### DIRECTIONS
Search the material for the string "étudiants" and copy each line where it occurs.

### ENTRIES
▶

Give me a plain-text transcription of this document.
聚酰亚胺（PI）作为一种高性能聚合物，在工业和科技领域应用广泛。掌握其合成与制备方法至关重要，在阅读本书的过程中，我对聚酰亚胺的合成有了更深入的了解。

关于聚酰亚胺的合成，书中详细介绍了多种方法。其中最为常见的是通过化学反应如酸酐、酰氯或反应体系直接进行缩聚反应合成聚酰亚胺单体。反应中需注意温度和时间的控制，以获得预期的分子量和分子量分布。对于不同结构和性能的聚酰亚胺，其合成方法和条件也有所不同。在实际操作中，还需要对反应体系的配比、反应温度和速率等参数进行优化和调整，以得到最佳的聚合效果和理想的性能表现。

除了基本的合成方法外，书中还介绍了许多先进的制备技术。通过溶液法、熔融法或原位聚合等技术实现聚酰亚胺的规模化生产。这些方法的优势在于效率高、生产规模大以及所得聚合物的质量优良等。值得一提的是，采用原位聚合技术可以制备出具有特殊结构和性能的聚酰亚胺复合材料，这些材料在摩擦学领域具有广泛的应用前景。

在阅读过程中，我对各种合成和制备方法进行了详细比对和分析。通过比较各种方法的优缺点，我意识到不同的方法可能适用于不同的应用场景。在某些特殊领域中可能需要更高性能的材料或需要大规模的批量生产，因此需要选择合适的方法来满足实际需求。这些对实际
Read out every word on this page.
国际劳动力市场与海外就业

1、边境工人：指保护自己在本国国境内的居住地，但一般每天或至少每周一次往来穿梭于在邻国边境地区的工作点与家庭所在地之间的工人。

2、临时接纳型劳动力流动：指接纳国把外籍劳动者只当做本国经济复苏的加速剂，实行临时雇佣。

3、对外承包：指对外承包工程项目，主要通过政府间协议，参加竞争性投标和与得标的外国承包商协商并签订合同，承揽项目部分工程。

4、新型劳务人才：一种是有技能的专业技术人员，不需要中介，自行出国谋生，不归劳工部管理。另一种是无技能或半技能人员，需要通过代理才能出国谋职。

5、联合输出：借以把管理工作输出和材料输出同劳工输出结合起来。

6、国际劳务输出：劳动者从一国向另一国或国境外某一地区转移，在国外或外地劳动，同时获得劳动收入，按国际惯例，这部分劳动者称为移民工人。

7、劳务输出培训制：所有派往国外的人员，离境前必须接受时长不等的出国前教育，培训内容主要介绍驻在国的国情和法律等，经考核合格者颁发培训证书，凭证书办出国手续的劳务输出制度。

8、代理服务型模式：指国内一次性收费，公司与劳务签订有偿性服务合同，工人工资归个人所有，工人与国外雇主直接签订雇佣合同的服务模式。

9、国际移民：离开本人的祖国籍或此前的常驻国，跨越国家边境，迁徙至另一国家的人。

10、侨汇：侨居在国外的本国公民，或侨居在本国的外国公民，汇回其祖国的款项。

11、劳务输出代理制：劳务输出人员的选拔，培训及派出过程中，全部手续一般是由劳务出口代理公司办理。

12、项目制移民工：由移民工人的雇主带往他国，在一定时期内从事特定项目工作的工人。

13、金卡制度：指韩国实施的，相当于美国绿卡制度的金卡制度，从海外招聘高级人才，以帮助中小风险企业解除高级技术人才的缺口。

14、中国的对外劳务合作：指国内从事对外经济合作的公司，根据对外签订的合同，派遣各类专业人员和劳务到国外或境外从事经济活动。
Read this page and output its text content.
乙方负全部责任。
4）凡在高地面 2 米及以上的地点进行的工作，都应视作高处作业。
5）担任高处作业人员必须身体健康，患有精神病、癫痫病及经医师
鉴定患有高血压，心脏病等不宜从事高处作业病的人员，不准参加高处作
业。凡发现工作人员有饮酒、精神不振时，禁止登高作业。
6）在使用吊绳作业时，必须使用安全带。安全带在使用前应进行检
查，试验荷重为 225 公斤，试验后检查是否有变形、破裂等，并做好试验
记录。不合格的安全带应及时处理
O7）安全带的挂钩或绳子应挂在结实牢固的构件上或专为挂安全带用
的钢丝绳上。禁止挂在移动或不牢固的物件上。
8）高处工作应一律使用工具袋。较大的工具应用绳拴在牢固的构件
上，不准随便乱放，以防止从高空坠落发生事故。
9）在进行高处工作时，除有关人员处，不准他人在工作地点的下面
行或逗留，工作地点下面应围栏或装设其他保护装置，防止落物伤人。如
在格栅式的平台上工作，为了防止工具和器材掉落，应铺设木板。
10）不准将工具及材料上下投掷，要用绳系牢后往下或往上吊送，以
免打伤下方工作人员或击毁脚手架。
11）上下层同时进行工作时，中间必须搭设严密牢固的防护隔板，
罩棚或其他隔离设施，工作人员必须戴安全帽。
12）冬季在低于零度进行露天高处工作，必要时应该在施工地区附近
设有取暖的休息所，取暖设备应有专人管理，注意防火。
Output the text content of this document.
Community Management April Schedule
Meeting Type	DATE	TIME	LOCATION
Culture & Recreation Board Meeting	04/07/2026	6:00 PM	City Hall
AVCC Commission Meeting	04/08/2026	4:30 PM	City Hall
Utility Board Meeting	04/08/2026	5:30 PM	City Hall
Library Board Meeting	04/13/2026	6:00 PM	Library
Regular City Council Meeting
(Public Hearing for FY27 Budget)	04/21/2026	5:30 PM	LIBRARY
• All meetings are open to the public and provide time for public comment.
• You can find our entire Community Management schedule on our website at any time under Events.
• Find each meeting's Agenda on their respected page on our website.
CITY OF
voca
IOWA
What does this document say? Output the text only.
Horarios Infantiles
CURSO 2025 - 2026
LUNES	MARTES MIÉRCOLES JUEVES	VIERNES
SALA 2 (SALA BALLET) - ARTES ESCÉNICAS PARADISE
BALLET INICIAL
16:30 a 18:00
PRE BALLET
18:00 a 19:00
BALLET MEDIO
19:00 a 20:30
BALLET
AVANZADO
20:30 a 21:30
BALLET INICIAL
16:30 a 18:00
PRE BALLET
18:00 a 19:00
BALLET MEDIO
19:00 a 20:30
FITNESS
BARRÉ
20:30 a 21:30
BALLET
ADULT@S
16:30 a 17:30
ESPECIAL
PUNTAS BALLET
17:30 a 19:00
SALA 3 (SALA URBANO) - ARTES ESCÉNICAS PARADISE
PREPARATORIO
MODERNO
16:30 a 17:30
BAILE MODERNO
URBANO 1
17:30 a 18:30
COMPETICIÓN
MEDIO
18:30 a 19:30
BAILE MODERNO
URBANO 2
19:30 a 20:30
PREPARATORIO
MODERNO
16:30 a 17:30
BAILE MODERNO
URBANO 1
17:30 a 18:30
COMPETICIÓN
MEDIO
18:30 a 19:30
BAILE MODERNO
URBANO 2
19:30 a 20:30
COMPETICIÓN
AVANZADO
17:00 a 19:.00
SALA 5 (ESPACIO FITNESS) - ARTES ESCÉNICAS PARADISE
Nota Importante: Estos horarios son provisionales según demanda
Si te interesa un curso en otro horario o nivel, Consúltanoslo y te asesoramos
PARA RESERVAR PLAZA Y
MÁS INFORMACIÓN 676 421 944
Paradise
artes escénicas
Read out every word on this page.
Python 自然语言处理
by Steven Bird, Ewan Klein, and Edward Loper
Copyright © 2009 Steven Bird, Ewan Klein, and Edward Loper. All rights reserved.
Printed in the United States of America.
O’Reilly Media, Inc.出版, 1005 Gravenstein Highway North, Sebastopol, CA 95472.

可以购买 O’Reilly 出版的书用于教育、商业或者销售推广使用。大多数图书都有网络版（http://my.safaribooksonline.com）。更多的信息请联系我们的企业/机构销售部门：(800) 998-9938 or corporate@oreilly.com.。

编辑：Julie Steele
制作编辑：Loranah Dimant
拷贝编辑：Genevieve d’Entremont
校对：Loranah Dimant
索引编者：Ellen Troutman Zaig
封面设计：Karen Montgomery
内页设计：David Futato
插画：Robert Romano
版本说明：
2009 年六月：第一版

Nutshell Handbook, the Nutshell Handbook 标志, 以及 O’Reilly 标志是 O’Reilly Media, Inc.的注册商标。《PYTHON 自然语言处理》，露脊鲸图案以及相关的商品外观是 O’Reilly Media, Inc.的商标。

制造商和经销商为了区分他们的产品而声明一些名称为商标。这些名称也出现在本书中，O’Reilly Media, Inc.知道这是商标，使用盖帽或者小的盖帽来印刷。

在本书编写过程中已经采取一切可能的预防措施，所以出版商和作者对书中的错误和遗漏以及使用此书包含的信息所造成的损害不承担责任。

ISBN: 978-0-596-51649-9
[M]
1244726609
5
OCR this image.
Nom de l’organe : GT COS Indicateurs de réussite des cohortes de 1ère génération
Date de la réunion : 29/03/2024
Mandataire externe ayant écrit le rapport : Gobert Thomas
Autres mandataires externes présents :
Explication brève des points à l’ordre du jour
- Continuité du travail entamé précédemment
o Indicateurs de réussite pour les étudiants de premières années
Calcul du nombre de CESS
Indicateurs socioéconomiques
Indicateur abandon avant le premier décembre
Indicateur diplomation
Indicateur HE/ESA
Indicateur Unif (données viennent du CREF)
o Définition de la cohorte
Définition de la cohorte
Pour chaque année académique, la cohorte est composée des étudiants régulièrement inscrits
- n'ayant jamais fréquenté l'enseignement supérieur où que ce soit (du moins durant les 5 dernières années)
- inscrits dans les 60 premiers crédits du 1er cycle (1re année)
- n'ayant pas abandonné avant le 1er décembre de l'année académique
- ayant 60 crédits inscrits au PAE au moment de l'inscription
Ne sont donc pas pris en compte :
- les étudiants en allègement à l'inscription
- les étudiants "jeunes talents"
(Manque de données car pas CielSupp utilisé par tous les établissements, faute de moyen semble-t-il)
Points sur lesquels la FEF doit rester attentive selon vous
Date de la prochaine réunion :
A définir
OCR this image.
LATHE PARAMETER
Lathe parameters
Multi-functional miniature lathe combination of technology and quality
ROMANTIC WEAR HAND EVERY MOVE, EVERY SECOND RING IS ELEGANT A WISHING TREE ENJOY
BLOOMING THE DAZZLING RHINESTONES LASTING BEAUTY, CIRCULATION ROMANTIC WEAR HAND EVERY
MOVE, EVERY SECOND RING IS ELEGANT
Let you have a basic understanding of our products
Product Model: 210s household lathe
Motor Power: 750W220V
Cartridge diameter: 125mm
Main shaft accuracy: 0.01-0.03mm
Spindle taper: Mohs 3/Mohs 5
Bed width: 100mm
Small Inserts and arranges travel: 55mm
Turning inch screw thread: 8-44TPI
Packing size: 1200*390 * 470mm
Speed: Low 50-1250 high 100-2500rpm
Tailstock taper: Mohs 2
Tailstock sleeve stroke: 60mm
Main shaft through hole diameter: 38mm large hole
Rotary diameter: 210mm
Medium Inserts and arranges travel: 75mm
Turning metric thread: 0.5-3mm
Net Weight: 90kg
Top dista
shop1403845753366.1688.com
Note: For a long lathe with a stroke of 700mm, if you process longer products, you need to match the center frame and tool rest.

◀

### ANSWER TO THE EXERCISE
o Indicateurs de réussite pour les étudiants de premières années
Pour chaque année académique, la cohorte est composée des étudiants régulièrement inscrits
- les étudiants en allègement à l'inscription
- les étudiants "jeunes talents"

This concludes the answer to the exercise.